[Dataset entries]
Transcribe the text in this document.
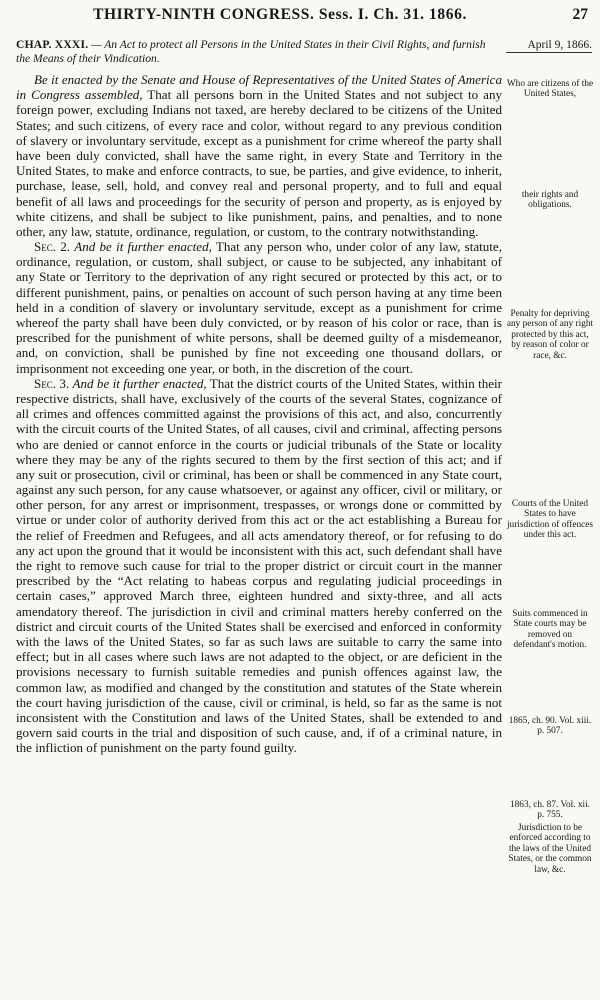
THIRTY-NINTH CONGRESS. Sess. I. Ch. 31. 1866.	27
CHAP. XXXI. — An Act to protect all Persons in the United States in their Civil Rights, and furnish the Means of their Vindication.
April 9, 1866.

Be it enacted by the Senate and House of Representatives of the United States of America in Congress assembled, That all persons born in the United States and not subject to any foreign power, excluding Indians not taxed, are hereby declared to be citizens of the United States; and such citizens, of every race and color, without regard to any previous condition of slavery or involuntary servitude, except as a punishment for crime whereof the party shall have been duly convicted, shall have the same right, in every State and Territory in the United States, to make and enforce contracts, to sue, be parties, and give evidence, to inherit, purchase, lease, sell, hold, and convey real and personal property, and to full and equal benefit of all laws and proceedings for the security of person and property, as is enjoyed by white citizens, and shall be subject to like punishment, pains, and penalties, and to none other, any law, statute, ordinance, regulation, or custom, to the contrary notwithstanding.

Sec. 2. And be it further enacted, That any person who, under color of any law, statute, ordinance, regulation, or custom, shall subject, or cause to be subjected, any inhabitant of any State or Territory to the deprivation of any right secured or protected by this act, or to different punishment, pains, or penalties on account of such person having at any time been held in a condition of slavery or involuntary servitude, except as a punishment for crime whereof the party shall have been duly convicted, or by reason of his color or race, than is prescribed for the punishment of white persons, shall be deemed guilty of a misdemeanor, and, on conviction, shall be punished by fine not exceeding one thousand dollars, or imprisonment not exceeding one year, or both, in the discretion of the court.

Sec. 3. And be it further enacted, That the district courts of the United States, within their respective districts, shall have, exclusively of the courts of the several States, cognizance of all crimes and offences committed against the provisions of this act, and also, concurrently with the circuit courts of the United States, of all causes, civil and criminal, affecting persons who are denied or cannot enforce in the courts or judicial tribunals of the State or locality where they may be any of the rights secured to them by the first section of this act; and if any suit or prosecution, civil or criminal, has been or shall be commenced in any State court, against any such person, for any cause whatsoever, or against any officer, civil or military, or other person, for any arrest or imprisonment, trespasses, or wrongs done or committed by virtue or under color of authority derived from this act or the act establishing a Bureau for the relief of Freedmen and Refugees, and all acts amendatory thereof, or for refusing to do any act upon the ground that it would be inconsistent with this act, such defendant shall have the right to remove such cause for trial to the proper district or circuit court in the manner prescribed by the “Act relating to habeas corpus and regulating judicial proceedings in certain cases,” approved March three, eighteen hundred and sixty-three, and all acts amendatory thereof. The jurisdiction in civil and criminal matters hereby conferred on the district and circuit courts of the United States shall be exercised and enforced in conformity with the laws of the United States, so far as such laws are suitable to carry the same into effect; but in all cases where such laws are not adapted to the object, or are deficient in the provisions necessary to furnish suitable remedies and punish offences against law, the common law, as modified and changed by the constitution and statutes of the State wherein the court having jurisdiction of the cause, civil or criminal, is held, so far as the same is not inconsistent with the Constitution and laws of the United States, shall be extended to and govern said courts in the trial and disposition of such cause, and, if of a criminal nature, in the infliction of punishment on the party found guilty.

Who are citizens of the United States,
their rights and obligations.
Penalty for depriving any person of any right protected by this act, by reason of color or race, &c.
Courts of the United States to have jurisdiction of offences under this act.
Suits commenced in State courts may be removed on defendant's motion.
1865, ch. 90. Vol. xiii. p. 507.
1863, ch. 87. Vol. xii. p. 755.
Jurisdiction to be enforced according to the laws of the United States, or the common law, &c.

- _STATED PROBLEM_
Write out every line above exactly as it is, leaving out the pictures.

- _OUTPUT FOR THIS EXERCISE_
Transcribe the text in this document.
THIRTY-NINTH CONGRESS. Sess. I. Ch. 31. 1866.	27
CHAP. XXXI. — An Act to protect all Persons in the United States in their Civil Rights, and furnish the Means of their Vindication.
April 9, 1866.

Be it enacted by the Senate and House of Representatives of the United States of America in Congress assembled, That all persons born in the United States and not subject to any foreign power, excluding Indians not taxed, are hereby declared to be citizens of the United States; and such citizens, of every race and color, without regard to any previous condition of slavery or involuntary servitude, except as a punishment for crime whereof the party shall have been duly convicted, shall have the same right, in every State and Territory in the United States, to make and enforce contracts, to sue, be parties, and give evidence, to inherit, purchase, lease, sell, hold, and convey real and personal property, and to full and equal benefit of all laws and proceedings for the security of person and property, as is enjoyed by white citizens, and shall be subject to like punishment, pains, and penalties, and to none other, any law, statute, ordinance, regulation, or custom, to the contrary notwithstanding.

Sec. 2. And be it further enacted, That any person who, under color of any law, statute, ordinance, regulation, or custom, shall subject, or cause to be subjected, any inhabitant of any State or Territory to the deprivation of any right secured or protected by this act, or to different punishment, pains, or penalties on account of such person having at any time been held in a condition of slavery or involuntary servitude, except as a punishment for crime whereof the party shall have been duly convicted, or by reason of his color or race, than is prescribed for the punishment of white persons, shall be deemed guilty of a misdemeanor, and, on conviction, shall be punished by fine not exceeding one thousand dollars, or imprisonment not exceeding one year, or both, in the discretion of the court.

Sec. 3. And be it further enacted, That the district courts of the United States, within their respective districts, shall have, exclusively of the courts of the several States, cognizance of all crimes and offences committed against the provisions of this act, and also, concurrently with the circuit courts of the United States, of all causes, civil and criminal, affecting persons who are denied or cannot enforce in the courts or judicial tribunals of the State or locality where they may be any of the rights secured to them by the first section of this act; and if any suit or prosecution, civil or criminal, has been or shall be commenced in any State court, against any such person, for any cause whatsoever, or against any officer, civil or military, or other person, for any arrest or imprisonment, trespasses, or wrongs done or committed by virtue or under color of authority derived from this act or the act establishing a Bureau for the relief of Freedmen and Refugees, and all acts amendatory thereof, or for refusing to do any act upon the ground that it would be inconsistent with this act, such defendant shall have the right to remove such cause for trial to the proper district or circuit court in the manner prescribed by the “Act relating to habeas corpus and regulating judicial proceedings in certain cases,” approved March three, eighteen hundred and sixty-three, and all acts amendatory thereof. The jurisdiction in civil and criminal matters hereby conferred on the district and circuit courts of the United States shall be exercised and enforced in conformity with the laws of the United States, so far as such laws are suitable to carry the same into effect; but in all cases where such laws are not adapted to the object, or are deficient in the provisions necessary to furnish suitable remedies and punish offences against law, the common law, as modified and changed by the constitution and statutes of the State wherein the court having jurisdiction of the cause, civil or criminal, is held, so far as the same is not inconsistent with the Constitution and laws of the United States, shall be extended to and govern said courts in the trial and disposition of such cause, and, if of a criminal nature, in the infliction of punishment on the party found guilty.

Who are citizens of the United States,
their rights and obligations.
Penalty for depriving any person of any right protected by this act, by reason of color or race, &c.
Courts of the United States to have jurisdiction of offences under this act.
Suits commenced in State courts may be removed on defendant's motion.
1865, ch. 90. Vol. xiii. p. 507.
1863, ch. 87. Vol. xii. p. 755.
Jurisdiction to be enforced according to the laws of the United States, or the common law, &c.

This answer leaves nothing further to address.